Your instructions →
Copy the records below exactly as they appear.
-------
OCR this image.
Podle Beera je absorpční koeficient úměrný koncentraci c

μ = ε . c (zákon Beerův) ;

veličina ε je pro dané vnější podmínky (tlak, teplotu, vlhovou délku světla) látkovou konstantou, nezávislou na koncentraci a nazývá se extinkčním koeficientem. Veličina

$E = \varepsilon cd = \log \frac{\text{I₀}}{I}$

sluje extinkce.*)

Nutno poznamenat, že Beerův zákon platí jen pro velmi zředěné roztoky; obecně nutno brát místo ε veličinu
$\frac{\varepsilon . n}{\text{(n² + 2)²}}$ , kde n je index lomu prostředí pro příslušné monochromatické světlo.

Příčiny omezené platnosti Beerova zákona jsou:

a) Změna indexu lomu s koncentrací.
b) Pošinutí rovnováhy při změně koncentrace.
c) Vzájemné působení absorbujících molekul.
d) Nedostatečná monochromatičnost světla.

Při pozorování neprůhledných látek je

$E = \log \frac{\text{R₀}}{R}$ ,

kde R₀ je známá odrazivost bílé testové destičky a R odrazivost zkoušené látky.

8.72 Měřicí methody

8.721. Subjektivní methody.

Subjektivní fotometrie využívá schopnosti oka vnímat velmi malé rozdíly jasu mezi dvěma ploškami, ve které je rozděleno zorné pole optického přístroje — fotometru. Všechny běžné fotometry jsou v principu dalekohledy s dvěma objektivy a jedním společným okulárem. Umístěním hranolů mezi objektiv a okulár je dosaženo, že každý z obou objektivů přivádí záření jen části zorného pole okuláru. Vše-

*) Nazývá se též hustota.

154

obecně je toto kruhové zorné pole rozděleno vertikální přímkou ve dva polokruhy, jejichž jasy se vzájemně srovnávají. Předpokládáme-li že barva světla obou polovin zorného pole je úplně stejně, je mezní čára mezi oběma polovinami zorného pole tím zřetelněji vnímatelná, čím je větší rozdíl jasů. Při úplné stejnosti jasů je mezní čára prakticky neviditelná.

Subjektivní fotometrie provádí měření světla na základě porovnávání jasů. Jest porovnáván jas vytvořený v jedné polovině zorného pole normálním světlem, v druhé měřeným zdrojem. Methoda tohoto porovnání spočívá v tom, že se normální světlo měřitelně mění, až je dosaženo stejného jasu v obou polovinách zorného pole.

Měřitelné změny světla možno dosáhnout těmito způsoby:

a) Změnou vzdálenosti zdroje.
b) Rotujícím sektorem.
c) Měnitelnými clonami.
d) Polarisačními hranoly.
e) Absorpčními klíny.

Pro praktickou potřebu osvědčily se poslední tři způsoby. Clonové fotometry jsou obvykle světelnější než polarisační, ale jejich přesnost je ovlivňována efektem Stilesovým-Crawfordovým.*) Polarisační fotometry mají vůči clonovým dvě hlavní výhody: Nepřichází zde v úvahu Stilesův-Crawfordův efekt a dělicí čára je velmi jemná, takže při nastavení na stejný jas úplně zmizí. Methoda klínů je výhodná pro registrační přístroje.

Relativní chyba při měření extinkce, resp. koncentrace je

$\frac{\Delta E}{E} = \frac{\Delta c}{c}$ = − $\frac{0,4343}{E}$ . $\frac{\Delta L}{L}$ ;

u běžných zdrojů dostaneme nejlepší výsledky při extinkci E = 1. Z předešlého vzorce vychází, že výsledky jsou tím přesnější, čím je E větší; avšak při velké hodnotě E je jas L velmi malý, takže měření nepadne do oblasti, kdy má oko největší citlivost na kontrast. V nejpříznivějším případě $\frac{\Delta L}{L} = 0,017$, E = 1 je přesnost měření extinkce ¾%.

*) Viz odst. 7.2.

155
-------
Task result →
OCR this image.
Podle Beera je absorpční koeficient úměrný koncentraci c

μ = ε . c (zákon Beerův) ;

veličina ε je pro dané vnější podmínky (tlak, teplotu, vlhovou délku světla) látkovou konstantou, nezávislou na koncentraci a nazývá se extinkčním koeficientem. Veličina

$E = \varepsilon cd = \log \frac{\text{I₀}}{I}$

sluje extinkce.*)

Nutno poznamenat, že Beerův zákon platí jen pro velmi zředěné roztoky; obecně nutno brát místo ε veličinu
$\frac{\varepsilon . n}{\text{(n² + 2)²}}$ , kde n je index lomu prostředí pro příslušné monochromatické světlo.

Příčiny omezené platnosti Beerova zákona jsou:

a) Změna indexu lomu s koncentrací.
b) Pošinutí rovnováhy při změně koncentrace.
c) Vzájemné působení absorbujících molekul.
d) Nedostatečná monochromatičnost světla.

Při pozorování neprůhledných látek je

$E = \log \frac{\text{R₀}}{R}$ ,

kde R₀ je známá odrazivost bílé testové destičky a R odrazivost zkoušené látky.

8.72 Měřicí methody

8.721. Subjektivní methody.

Subjektivní fotometrie využívá schopnosti oka vnímat velmi malé rozdíly jasu mezi dvěma ploškami, ve které je rozděleno zorné pole optického přístroje — fotometru. Všechny běžné fotometry jsou v principu dalekohledy s dvěma objektivy a jedním společným okulárem. Umístěním hranolů mezi objektiv a okulár je dosaženo, že každý z obou objektivů přivádí záření jen části zorného pole okuláru. Vše-

*) Nazývá se též hustota.

154

obecně je toto kruhové zorné pole rozděleno vertikální přímkou ve dva polokruhy, jejichž jasy se vzájemně srovnávají. Předpokládáme-li že barva světla obou polovin zorného pole je úplně stejně, je mezní čára mezi oběma polovinami zorného pole tím zřetelněji vnímatelná, čím je větší rozdíl jasů. Při úplné stejnosti jasů je mezní čára prakticky neviditelná.

Subjektivní fotometrie provádí měření světla na základě porovnávání jasů. Jest porovnáván jas vytvořený v jedné polovině zorného pole normálním světlem, v druhé měřeným zdrojem. Methoda tohoto porovnání spočívá v tom, že se normální světlo měřitelně mění, až je dosaženo stejného jasu v obou polovinách zorného pole.

Měřitelné změny světla možno dosáhnout těmito způsoby:

a) Změnou vzdálenosti zdroje.
b) Rotujícím sektorem.
c) Měnitelnými clonami.
d) Polarisačními hranoly.
e) Absorpčními klíny.

Pro praktickou potřebu osvědčily se poslední tři způsoby. Clonové fotometry jsou obvykle světelnější než polarisační, ale jejich přesnost je ovlivňována efektem Stilesovým-Crawfordovým.*) Polarisační fotometry mají vůči clonovým dvě hlavní výhody: Nepřichází zde v úvahu Stilesův-Crawfordův efekt a dělicí čára je velmi jemná, takže při nastavení na stejný jas úplně zmizí. Methoda klínů je výhodná pro registrační přístroje.

Relativní chyba při měření extinkce, resp. koncentrace je

$\frac{\Delta E}{E} = \frac{\Delta c}{c}$ = − $\frac{0,4343}{E}$ . $\frac{\Delta L}{L}$ ;

u běžných zdrojů dostaneme nejlepší výsledky při extinkci E = 1. Z předešlého vzorce vychází, že výsledky jsou tím přesnější, čím je E větší; avšak při velké hodnotě E je jas L velmi malý, takže měření nepadne do oblasti, kdy má oko největší citlivost na kontrast. V nejpříznivějším případě $\frac{\Delta L}{L} = 0,017$, E = 1 je přesnost měření extinkce ¾%.

*) Viz odst. 7.2.

155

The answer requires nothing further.